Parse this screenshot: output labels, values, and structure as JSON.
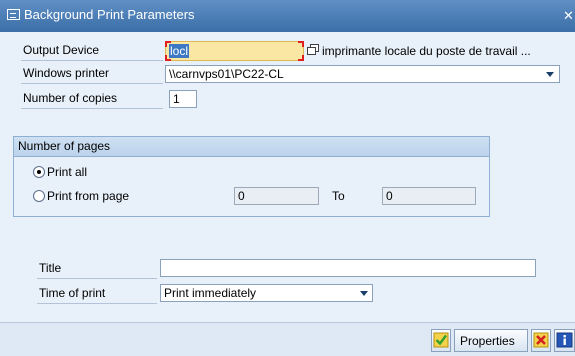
{
  "window": {
    "title": "Background Print Parameters"
  },
  "form": {
    "output_device": {
      "label": "Output Device",
      "value": "locl",
      "description": "imprimante locale du poste de travail ..."
    },
    "windows_printer": {
      "label": "Windows printer",
      "value": "\\\\carnvps01\\PC22-CL"
    },
    "copies": {
      "label": "Number of copies",
      "value": "1"
    }
  },
  "pages_group": {
    "title": "Number of pages",
    "print_all": {
      "label": "Print all",
      "selected": true
    },
    "print_from": {
      "label": "Print from page",
      "selected": false,
      "from_value": "0",
      "to_label": "To",
      "to_value": "0"
    }
  },
  "print_title": {
    "label": "Title",
    "value": ""
  },
  "time_of_print": {
    "label": "Time of print",
    "value": "Print immediately"
  },
  "toolbar": {
    "properties_label": "Properties"
  },
  "colors": {
    "title_bar": "#3c6ea8",
    "accept": "#2ea12e",
    "cancel": "#d42020",
    "info": "#2457b8"
  }
}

....

• **Task description**
Excluding the pictures, restate the records above word for word.

• **Solution to this problem**
Parse this screenshot: output labels, values, and structure as JSON.
{
  "window": {
    "title": "Background Print Parameters"
  },
  "form": {
    "output_device": {
      "label": "Output Device",
      "value": "locl",
      "description": "imprimante locale du poste de travail ..."
    },
    "windows_printer": {
      "label": "Windows printer",
      "value": "\\\\carnvps01\\PC22-CL"
    },
    "copies": {
      "label": "Number of copies",
      "value": "1"
    }
  },
  "pages_group": {
    "title": "Number of pages",
    "print_all": {
      "label": "Print all",
      "selected": true
    },
    "print_from": {
      "label": "Print from page",
      "selected": false,
      "from_value": "0",
      "to_label": "To",
      "to_value": "0"
    }
  },
  "print_title": {
    "label": "Title",
    "value": ""
  },
  "time_of_print": {
    "label": "Time of print",
    "value": "Print immediately"
  },
  "toolbar": {
    "properties_label": "Properties"
  },
  "colors": {
    "title_bar": "#3c6ea8",
    "accept": "#2ea12e",
    "cancel": "#d42020",
    "info": "#2457b8"
  }
}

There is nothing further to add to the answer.